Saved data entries

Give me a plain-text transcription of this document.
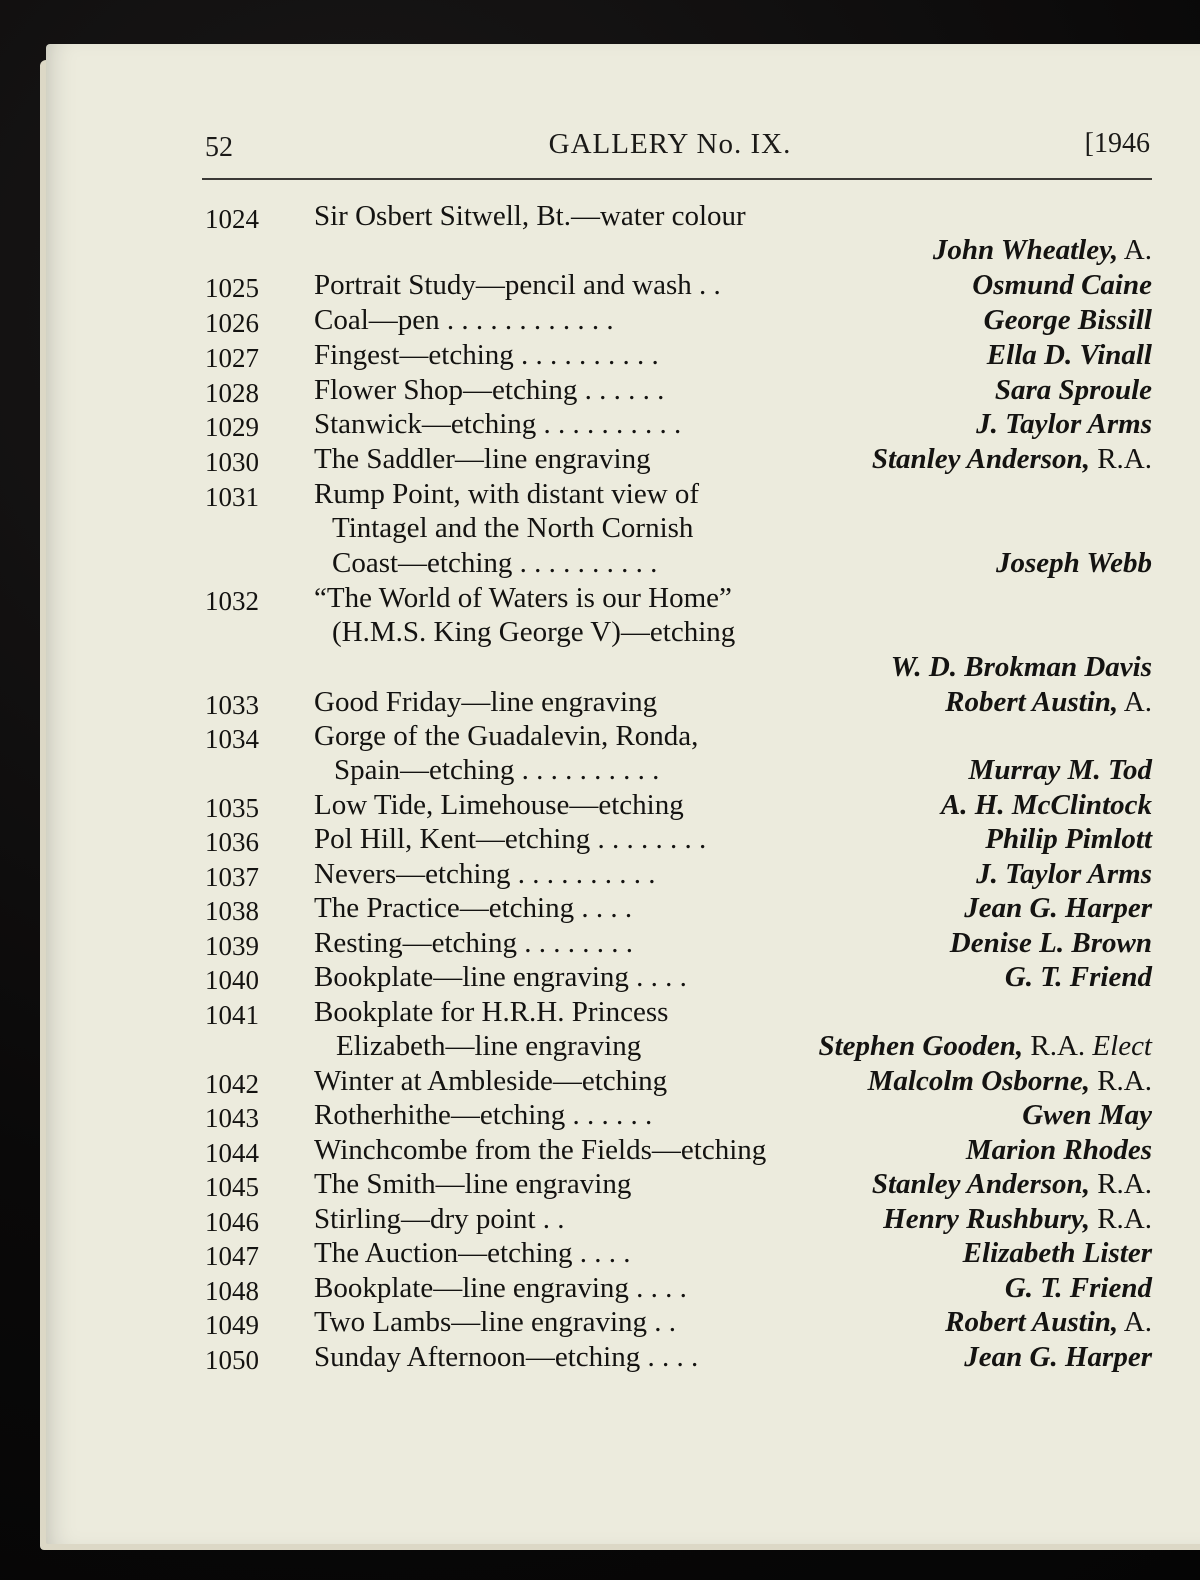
52	GALLERY No. IX.	[1946
1024 Sir Osbert Sitwell, Bt.—water colour
John Wheatley, A.
1025 Portrait Study—pencil and wash . .	Osmund Caine
1026 Coal—pen . . . . . . . . . . . .	George Bissill
1027 Fingest—etching . . . . . . . . . .	Ella D. Vinall
1028 Flower Shop—etching . . . . . .	Sara Sproule
1029 Stanwick—etching . . . . . . . . . .	J. Taylor Arms
1030 The Saddler—line engraving	Stanley Anderson, R.A.
1031 Rump Point, with distant view of
Tintagel and the North Cornish
Coast—etching . . . . . . . . . .	Joseph Webb
1032 “The World of Waters is our Home”
(H.M.S. King George V)—etching
W. D. Brokman Davis
1033 Good Friday—line engraving	Robert Austin, A.
1034 Gorge of the Guadalevin, Ronda,
Spain—etching . . . . . . . . . .	Murray M. Tod
1035 Low Tide, Limehouse—etching	A. H. McClintock
1036 Pol Hill, Kent—etching . . . . . . . .	Philip Pimlott
1037 Nevers—etching . . . . . . . . . .	J. Taylor Arms
1038 The Practice—etching . . . .	Jean G. Harper
1039 Resting—etching . . . . . . . .	Denise L. Brown
1040 Bookplate—line engraving . . . .	G. T. Friend
1041 Bookplate for H.R.H. Princess
Elizabeth—line engraving	Stephen Gooden, R.A. Elect
1042 Winter at Ambleside—etching	Malcolm Osborne, R.A.
1043 Rotherhithe—etching . . . . . .	Gwen May
1044 Winchcombe from the Fields—etching	Marion Rhodes
1045 The Smith—line engraving	Stanley Anderson, R.A.
1046 Stirling—dry point . .	Henry Rushbury, R.A.
1047 The Auction—etching . . . .	Elizabeth Lister
1048 Bookplate—line engraving . . . .	G. T. Friend
1049 Two Lambs—line engraving . .	Robert Austin, A.
1050 Sunday Afternoon—etching . . . .	Jean G. Harper
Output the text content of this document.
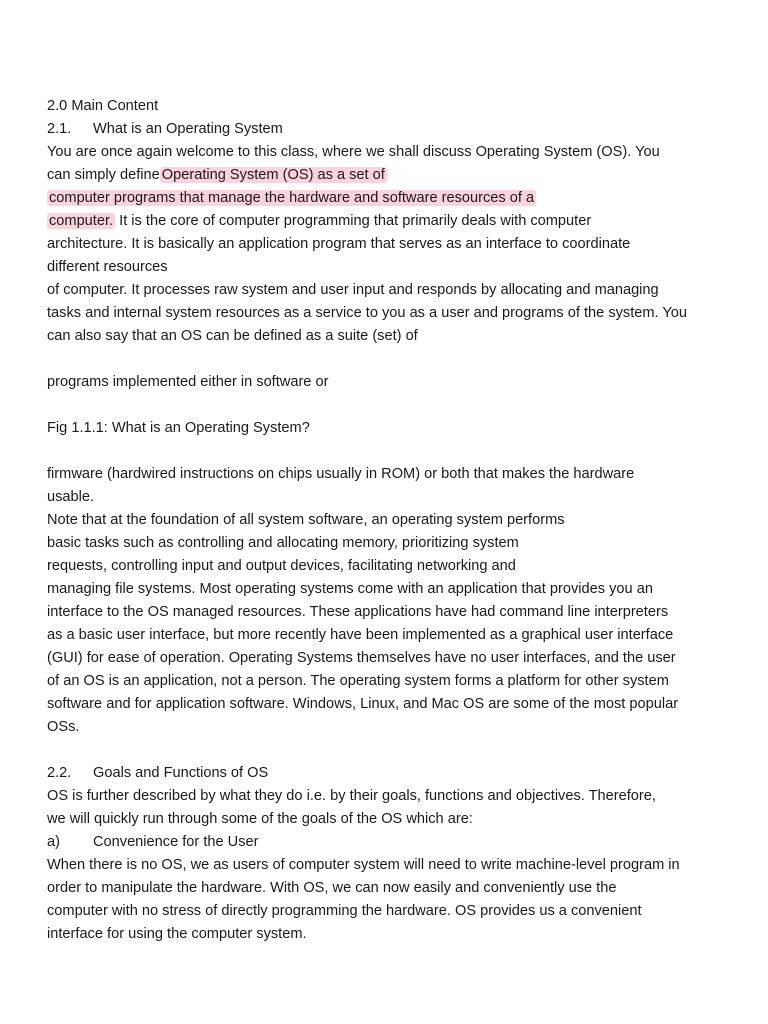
2.0 Main Content
2.1. What is an Operating System
You are once again welcome to this class, where we shall discuss Operating System (OS). You
can simply define Operating System (OS) as a set of
computer programs that manage the hardware and software resources of a
computer. It is the core of computer programming that primarily deals with computer
architecture. It is basically an application program that serves as an interface to coordinate
different resources
of computer. It processes raw system and user input and responds by allocating and managing
tasks and internal system resources as a service to you as a user and programs of the system. You
can also say that an OS can be defined as a suite (set) of
programs implemented either in software or
Fig 1.1.1: What is an Operating System?
firmware (hardwired instructions on chips usually in ROM) or both that makes the hardware
usable.
Note that at the foundation of all system software, an operating system performs
basic tasks such as controlling and allocating memory, prioritizing system
requests, controlling input and output devices, facilitating networking and
managing file systems. Most operating systems come with an application that provides you an
interface to the OS managed resources. These applications have had command line interpreters
as a basic user interface, but more recently have been implemented as a graphical user interface
(GUI) for ease of operation. Operating Systems themselves have no user interfaces, and the user
of an OS is an application, not a person. The operating system forms a platform for other system
software and for application software. Windows, Linux, and Mac OS are some of the most popular
OSs.
2.2. Goals and Functions of OS
OS is further described by what they do i.e. by their goals, functions and objectives. Therefore,
we will quickly run through some of the goals of the OS which are:
a) Convenience for the User
When there is no OS, we as users of computer system will need to write machine-level program in
order to manipulate the hardware. With OS, we can now easily and conveniently use the
computer with no stress of directly programming the hardware. OS provides us a convenient
interface for using the computer system.
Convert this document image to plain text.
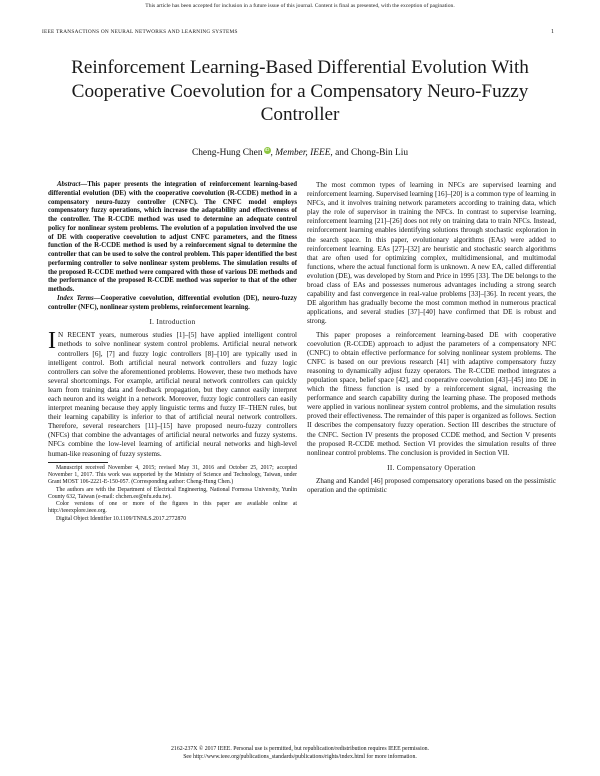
This article has been accepted for inclusion in a future issue of this journal. Content is final as presented, with the exception of pagination.
IEEE TRANSACTIONS ON NEURAL NETWORKS AND LEARNING SYSTEMS	1
Reinforcement Learning-Based Differential Evolution With Cooperative Coevolution for a Compensatory Neuro-Fuzzy Controller
Cheng-Hung Chen iD, Member, IEEE, and Chong-Bin Liu

Abstract—This paper presents the integration of reinforcement learning-based differential evolution (DE) with the cooperative coevolution (R-CCDE) method in a compensatory neuro-fuzzy controller (CNFC). The CNFC model employs compensatory fuzzy operations, which increase the adaptability and effectiveness of the controller. The R-CCDE method was used to determine an adequate control policy for nonlinear system problems. The evolution of a population involved the use of DE with cooperative coevolution to adjust CNFC parameters, and the fitness function of the R-CCDE method is used by a reinforcement signal to determine the controller that can be used to solve the control problem. This paper identified the best performing controller to solve nonlinear system problems. The simulation results of the proposed R-CCDE method were compared with those of various DE methods and the performance of the proposed R-CCDE method was superior to that of the other methods.

Index Terms—Cooperative coevolution, differential evolution (DE), neuro-fuzzy controller (NFC), nonlinear system problems, reinforcement learning.

I. Introduction

I N RECENT years, numerous studies [1]–[5] have applied intelligent control methods to solve nonlinear system control problems. Artificial neural network controllers [6], [7] and fuzzy logic controllers [8]–[10] are typically used in intelligent control. Both artificial neural network controllers and fuzzy logic controllers can solve the aforementioned problems. However, these two methods have several shortcomings. For example, artificial neural network controllers can quickly learn from training data and feedback propagation, but they cannot easily interpret each neuron and its weight in a network. Moreover, fuzzy logic controllers can easily interpret meaning because they apply linguistic terms and fuzzy IF–THEN rules, but their learning capability is inferior to that of artificial neural network controllers. Therefore, several researchers [11]–[15] have proposed neuro-fuzzy controllers (NFCs) that combine the advantages of artificial neural networks and fuzzy systems. NFCs combine the low-level learning of artificial neural networks and high-level human-like reasoning of fuzzy systems.

Manuscript received November 4, 2015; revised May 31, 2016 and October 25, 2017; accepted November 1, 2017. This work was supported by the Ministry of Science and Technology, Taiwan, under Grant MOST 106-2221-E-150-057. (Corresponding author: Cheng-Hung Chen.)

The authors are with the Department of Electrical Engineering, National Formosa University, Yunlin County 632, Taiwan (e-mail: chchen.ee@nfu.edu.tw).

Color versions of one or more of the figures in this paper are available online at http://ieeexplore.ieee.org.

Digital Object Identifier 10.1109/TNNLS.2017.2772870

The most common types of learning in NFCs are supervised learning and reinforcement learning. Supervised learning [16]–[20] is a common type of learning in NFCs, and it involves training network parameters according to training data, which play the role of supervisor in training the NFCs. In contrast to supervise learning, reinforcement learning [21]–[26] does not rely on training data to train NFCs. Instead, reinforcement learning enables identifying solutions through stochastic exploration in the search space. In this paper, evolutionary algorithms (EAs) were added to reinforcement learning. EAs [27]–[32] are heuristic and stochastic search algorithms that are often used for optimizing complex, multidimensional, and multimodal functions, where the actual functional form is unknown. A new EA, called differential evolution (DE), was developed by Storn and Price in 1995 [33]. The DE belongs to the broad class of EAs and possesses numerous advantages including a strong search capability and fast convergence in real-value problems [33]–[36]. In recent years, the DE algorithm has gradually become the most common method in numerous practical applications, and several studies [37]–[40] have confirmed that DE is robust and strong.

This paper proposes a reinforcement learning-based DE with cooperative coevolution (R-CCDE) approach to adjust the parameters of a compensatory NFC (CNFC) to obtain effective performance for solving nonlinear system problems. The CNFC is based on our previous research [41] with adaptive compensatory fuzzy reasoning to dynamically adjust fuzzy operators. The R-CCDE method integrates a population space, belief space [42], and cooperative coevolution [43]–[45] into DE in which the fitness function is used by a reinforcement signal, increasing the performance and search capability during the learning phase. The proposed methods were applied in various nonlinear system control problems, and the simulation results proved their effectiveness. The remainder of this paper is organized as follows. Section II describes the compensatory fuzzy operation. Section III describes the structure of the CNFC. Section IV presents the proposed CCDE method, and Section V presents the proposed R-CCDE method. Section VI provides the simulation results of three nonlinear control problems. The conclusion is provided in Section VII.

II. Compensatory Operation

Zhang and Kandel [46] proposed compensatory operations based on the pessimistic operation and the optimistic

2162-237X © 2017 IEEE. Personal use is permitted, but republication/redistribution requires IEEE permission.
See http://www.ieee.org/publications_standards/publications/rights/index.html for more information.
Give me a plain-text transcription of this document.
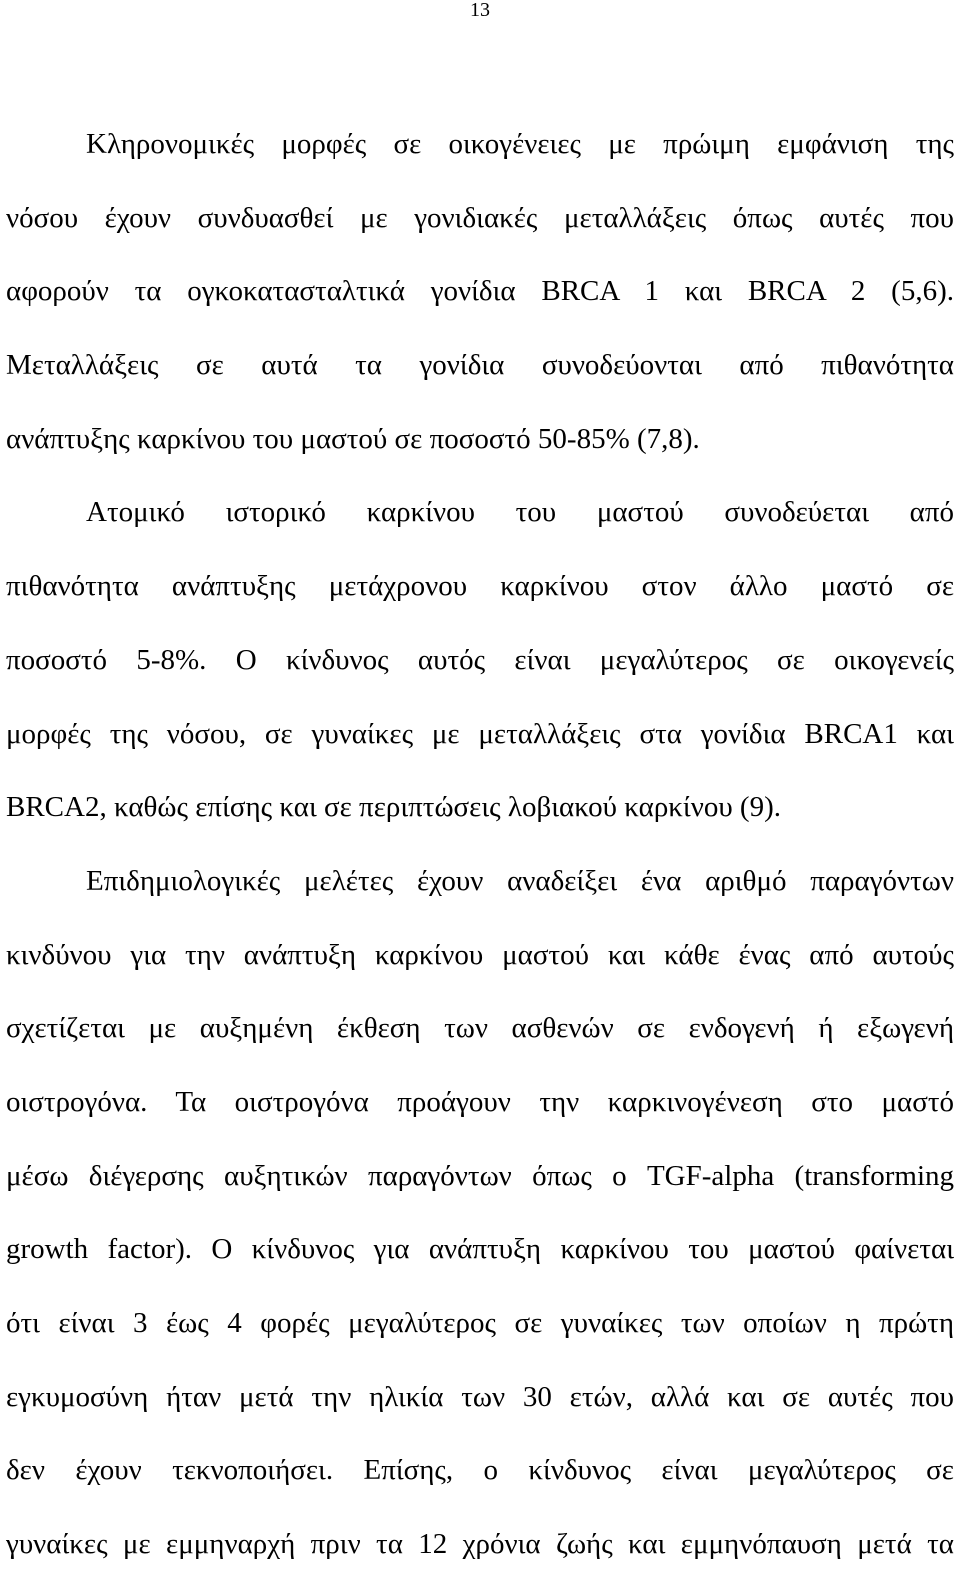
13
Κληρονομικές μορφές σε οικογένειες με πρώιμη εμφάνιση της
νόσου έχουν συνδυασθεί με γονιδιακές μεταλλάξεις όπως αυτές που
αφορούν τα ογκοκατασταλτικά γονίδια BRCA 1 και BRCA 2 (5,6).
Μεταλλάξεις σε αυτά τα γονίδια συνοδεύονται από πιθανότητα
ανάπτυξης καρκίνου του μαστού σε ποσοστό 50-85% (7,8).
Ατομικό ιστορικό καρκίνου του μαστού συνοδεύεται από
πιθανότητα ανάπτυξης μετάχρονου καρκίνου στον άλλο μαστό σε
ποσοστό 5-8%. Ο κίνδυνος αυτός είναι μεγαλύτερος σε οικογενείς
μορφές της νόσου, σε γυναίκες με μεταλλάξεις στα γονίδια BRCA1 και
BRCA2, καθώς επίσης και σε περιπτώσεις λοβιακού καρκίνου (9).
Επιδημιολογικές μελέτες έχουν αναδείξει ένα αριθμό παραγόντων
κινδύνου για την ανάπτυξη καρκίνου μαστού και κάθε ένας από αυτούς
σχετίζεται με αυξημένη έκθεση των ασθενών σε ενδογενή ή εξωγενή
οιστρογόνα. Τα οιστρογόνα προάγουν την καρκινογένεση στο μαστό
μέσω διέγερσης αυξητικών παραγόντων όπως ο TGF-alpha (transforming
growth factor). Ο κίνδυνος για ανάπτυξη καρκίνου του μαστού φαίνεται
ότι είναι 3 έως 4 φορές μεγαλύτερος σε γυναίκες των οποίων η πρώτη
εγκυμοσύνη ήταν μετά την ηλικία των 30 ετών, αλλά και σε αυτές που
δεν έχουν τεκνοποιήσει. Επίσης, ο κίνδυνος είναι μεγαλύτερος σε
γυναίκες με εμμηναρχή πριν τα 12 χρόνια ζωής και εμμηνόπαυση μετά τα
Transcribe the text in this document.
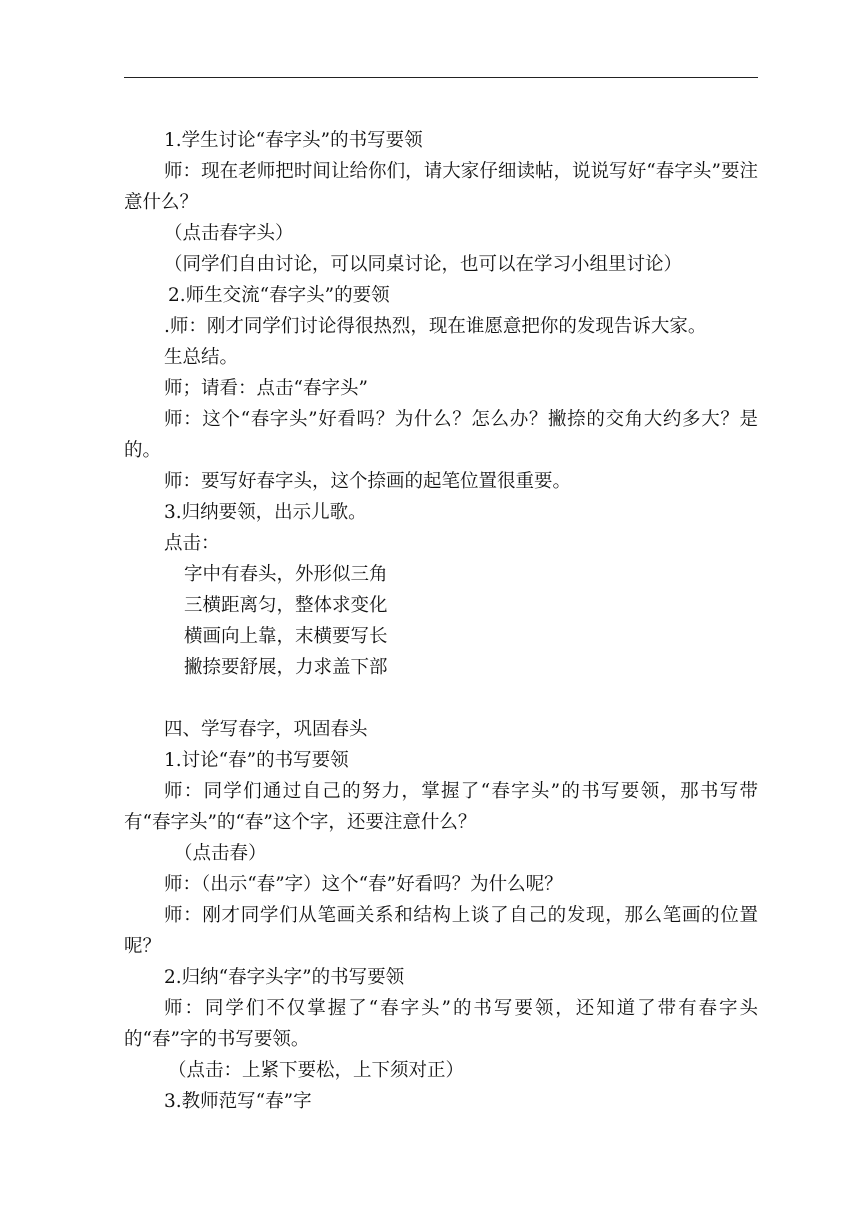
1.学生讨论“春字头”的书写要领
师：现在老师把时间让给你们，请大家仔细读帖，说说写好“春字头”要注意什么？
（点击春字头）
（同学们自由讨论，可以同桌讨论，也可以在学习小组里讨论）
2.师生交流“春字头”的要领
.师：刚才同学们讨论得很热烈，现在谁愿意把你的发现告诉大家。
生总结。
师；请看：点击“春字头”
师：这个“春字头”好看吗？为什么？怎么办？撇捺的交角大约多大？是的。
师：要写好春字头，这个捺画的起笔位置很重要。
3.归纳要领，出示儿歌。
点击：
字中有春头，外形似三角
三横距离匀，整体求变化
横画向上靠，末横要写长
撇捺要舒展，力求盖下部
四、学写春字，巩固春头
1.讨论“春”的书写要领
师：同学们通过自己的努力，掌握了“春字头”的书写要领，那书写带有“春字头”的“春”这个字，还要注意什么？
（点击春）
师：（出示“春”字）这个“春”好看吗？为什么呢？
师：刚才同学们从笔画关系和结构上谈了自己的发现，那么笔画的位置呢？
2.归纳“春字头字”的书写要领
师：同学们不仅掌握了“春字头”的书写要领，还知道了带有春字头的“春”字的书写要领。
（点击：上紧下要松，上下须对正）
3.教师范写“春”字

* **PROMPT**
From the records given above, copy all lines containing "Robert".

* **FINISHED EXERCISE**
1033 Good Friday—line engraving	Robert Austin, A.
1049 Two Lambs—line engraving . .	Robert Austin, A.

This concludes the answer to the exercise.